> _Directive_:
Find every line with the word "отношениях". Copy those lines.

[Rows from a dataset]
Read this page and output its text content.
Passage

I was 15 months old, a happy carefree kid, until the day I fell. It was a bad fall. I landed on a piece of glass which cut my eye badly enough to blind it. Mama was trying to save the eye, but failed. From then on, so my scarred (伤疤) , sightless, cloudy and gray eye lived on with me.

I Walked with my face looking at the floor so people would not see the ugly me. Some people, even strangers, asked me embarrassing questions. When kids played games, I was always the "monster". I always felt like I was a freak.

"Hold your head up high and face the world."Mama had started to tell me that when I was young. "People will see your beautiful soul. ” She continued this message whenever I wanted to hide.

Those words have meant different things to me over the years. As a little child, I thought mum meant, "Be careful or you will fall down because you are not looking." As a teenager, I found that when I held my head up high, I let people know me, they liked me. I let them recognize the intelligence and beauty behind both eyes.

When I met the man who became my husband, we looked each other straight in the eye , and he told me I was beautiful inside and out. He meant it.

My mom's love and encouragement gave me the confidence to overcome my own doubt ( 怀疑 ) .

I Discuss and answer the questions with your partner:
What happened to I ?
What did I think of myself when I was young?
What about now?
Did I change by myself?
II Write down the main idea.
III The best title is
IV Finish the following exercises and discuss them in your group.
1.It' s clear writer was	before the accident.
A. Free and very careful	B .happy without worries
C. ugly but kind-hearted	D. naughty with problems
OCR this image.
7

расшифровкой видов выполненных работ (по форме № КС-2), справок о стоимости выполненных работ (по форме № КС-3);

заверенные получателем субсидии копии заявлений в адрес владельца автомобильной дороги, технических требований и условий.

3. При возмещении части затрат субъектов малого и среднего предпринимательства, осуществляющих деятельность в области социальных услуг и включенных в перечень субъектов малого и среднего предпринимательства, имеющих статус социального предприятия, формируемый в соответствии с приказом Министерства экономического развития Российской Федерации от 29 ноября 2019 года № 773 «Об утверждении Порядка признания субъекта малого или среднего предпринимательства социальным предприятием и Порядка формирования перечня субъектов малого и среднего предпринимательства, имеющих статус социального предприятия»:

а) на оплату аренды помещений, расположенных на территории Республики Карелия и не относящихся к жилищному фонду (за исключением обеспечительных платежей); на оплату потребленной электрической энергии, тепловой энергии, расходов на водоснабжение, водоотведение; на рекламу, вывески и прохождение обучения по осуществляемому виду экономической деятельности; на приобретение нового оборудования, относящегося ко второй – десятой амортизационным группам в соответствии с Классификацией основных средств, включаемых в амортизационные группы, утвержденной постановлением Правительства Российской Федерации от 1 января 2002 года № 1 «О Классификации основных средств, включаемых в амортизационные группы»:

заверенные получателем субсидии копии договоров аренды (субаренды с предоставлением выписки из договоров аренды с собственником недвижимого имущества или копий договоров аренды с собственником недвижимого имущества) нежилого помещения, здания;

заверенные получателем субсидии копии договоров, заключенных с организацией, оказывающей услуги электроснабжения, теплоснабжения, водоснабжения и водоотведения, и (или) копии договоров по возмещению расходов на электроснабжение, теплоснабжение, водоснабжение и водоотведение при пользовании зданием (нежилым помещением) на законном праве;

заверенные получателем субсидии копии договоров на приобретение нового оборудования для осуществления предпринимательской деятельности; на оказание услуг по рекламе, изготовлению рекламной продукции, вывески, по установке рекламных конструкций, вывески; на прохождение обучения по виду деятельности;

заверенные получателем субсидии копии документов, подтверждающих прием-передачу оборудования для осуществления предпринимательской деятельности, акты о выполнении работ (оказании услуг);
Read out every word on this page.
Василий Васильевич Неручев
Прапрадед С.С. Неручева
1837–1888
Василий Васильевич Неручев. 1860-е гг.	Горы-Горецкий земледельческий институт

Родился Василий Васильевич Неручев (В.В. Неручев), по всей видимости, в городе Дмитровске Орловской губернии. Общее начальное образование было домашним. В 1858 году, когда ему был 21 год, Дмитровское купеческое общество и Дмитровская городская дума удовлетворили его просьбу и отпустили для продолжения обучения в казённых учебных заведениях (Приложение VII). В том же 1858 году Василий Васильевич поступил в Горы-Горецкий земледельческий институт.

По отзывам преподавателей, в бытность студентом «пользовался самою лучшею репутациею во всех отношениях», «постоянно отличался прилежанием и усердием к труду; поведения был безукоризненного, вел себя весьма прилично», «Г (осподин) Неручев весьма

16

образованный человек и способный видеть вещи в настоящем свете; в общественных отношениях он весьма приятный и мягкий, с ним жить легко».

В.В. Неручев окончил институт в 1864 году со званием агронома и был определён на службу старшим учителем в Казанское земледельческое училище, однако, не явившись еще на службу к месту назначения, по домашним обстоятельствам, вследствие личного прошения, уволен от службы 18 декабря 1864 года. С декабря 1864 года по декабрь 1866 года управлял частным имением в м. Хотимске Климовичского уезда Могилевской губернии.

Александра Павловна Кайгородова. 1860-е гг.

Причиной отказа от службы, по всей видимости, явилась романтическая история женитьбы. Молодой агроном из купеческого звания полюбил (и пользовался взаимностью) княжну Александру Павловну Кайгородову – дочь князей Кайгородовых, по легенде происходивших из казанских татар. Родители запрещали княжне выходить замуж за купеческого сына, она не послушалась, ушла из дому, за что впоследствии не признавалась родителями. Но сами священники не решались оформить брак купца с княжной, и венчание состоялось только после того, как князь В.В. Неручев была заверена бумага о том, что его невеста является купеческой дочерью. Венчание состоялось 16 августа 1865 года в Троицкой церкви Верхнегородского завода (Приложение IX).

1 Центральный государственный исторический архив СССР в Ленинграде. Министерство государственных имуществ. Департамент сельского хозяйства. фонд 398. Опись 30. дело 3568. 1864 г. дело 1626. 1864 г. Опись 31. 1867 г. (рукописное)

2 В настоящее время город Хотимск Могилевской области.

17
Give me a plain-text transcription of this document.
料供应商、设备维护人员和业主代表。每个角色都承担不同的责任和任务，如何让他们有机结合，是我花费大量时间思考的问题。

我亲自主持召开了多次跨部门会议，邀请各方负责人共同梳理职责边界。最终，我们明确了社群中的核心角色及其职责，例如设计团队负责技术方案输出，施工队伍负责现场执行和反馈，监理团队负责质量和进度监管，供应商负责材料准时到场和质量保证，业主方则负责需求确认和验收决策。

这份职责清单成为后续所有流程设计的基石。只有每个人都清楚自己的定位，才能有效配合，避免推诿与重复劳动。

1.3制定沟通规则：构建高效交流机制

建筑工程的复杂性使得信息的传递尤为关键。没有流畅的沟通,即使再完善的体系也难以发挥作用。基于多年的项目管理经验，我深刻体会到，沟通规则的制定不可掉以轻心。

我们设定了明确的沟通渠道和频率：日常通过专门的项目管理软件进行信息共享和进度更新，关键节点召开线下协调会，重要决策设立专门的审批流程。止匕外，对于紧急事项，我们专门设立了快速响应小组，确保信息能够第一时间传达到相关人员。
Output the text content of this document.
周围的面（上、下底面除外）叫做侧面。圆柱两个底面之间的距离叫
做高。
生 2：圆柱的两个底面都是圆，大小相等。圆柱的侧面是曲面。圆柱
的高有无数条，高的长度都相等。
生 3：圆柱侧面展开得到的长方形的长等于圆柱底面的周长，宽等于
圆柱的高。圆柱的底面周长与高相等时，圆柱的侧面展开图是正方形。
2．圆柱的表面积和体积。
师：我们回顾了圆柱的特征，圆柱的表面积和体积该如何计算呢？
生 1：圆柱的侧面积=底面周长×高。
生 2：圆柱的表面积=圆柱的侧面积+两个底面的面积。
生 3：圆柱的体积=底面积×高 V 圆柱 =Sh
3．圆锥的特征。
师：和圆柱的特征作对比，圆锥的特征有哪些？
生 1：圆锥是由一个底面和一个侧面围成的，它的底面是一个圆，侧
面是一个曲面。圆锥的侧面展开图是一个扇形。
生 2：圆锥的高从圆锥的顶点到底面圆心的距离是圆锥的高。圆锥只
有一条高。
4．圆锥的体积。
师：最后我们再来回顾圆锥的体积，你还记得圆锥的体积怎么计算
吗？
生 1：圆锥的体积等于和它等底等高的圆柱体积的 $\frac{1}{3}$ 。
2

> _Final answer_:
По отзывам преподавателей, в бытность студентом «пользовался самою лучшею репутациею во всех отношениях», «постоянно отличался прилежанием и усердием к труду; поведения был безукоризненного, вел себя весьма прилично», «Г (осподин) Неручев весьма
образованный человек и способный видеть вещи в настоящем свете; в общественных отношениях он весьма приятный и мягкий, с ним жить легко».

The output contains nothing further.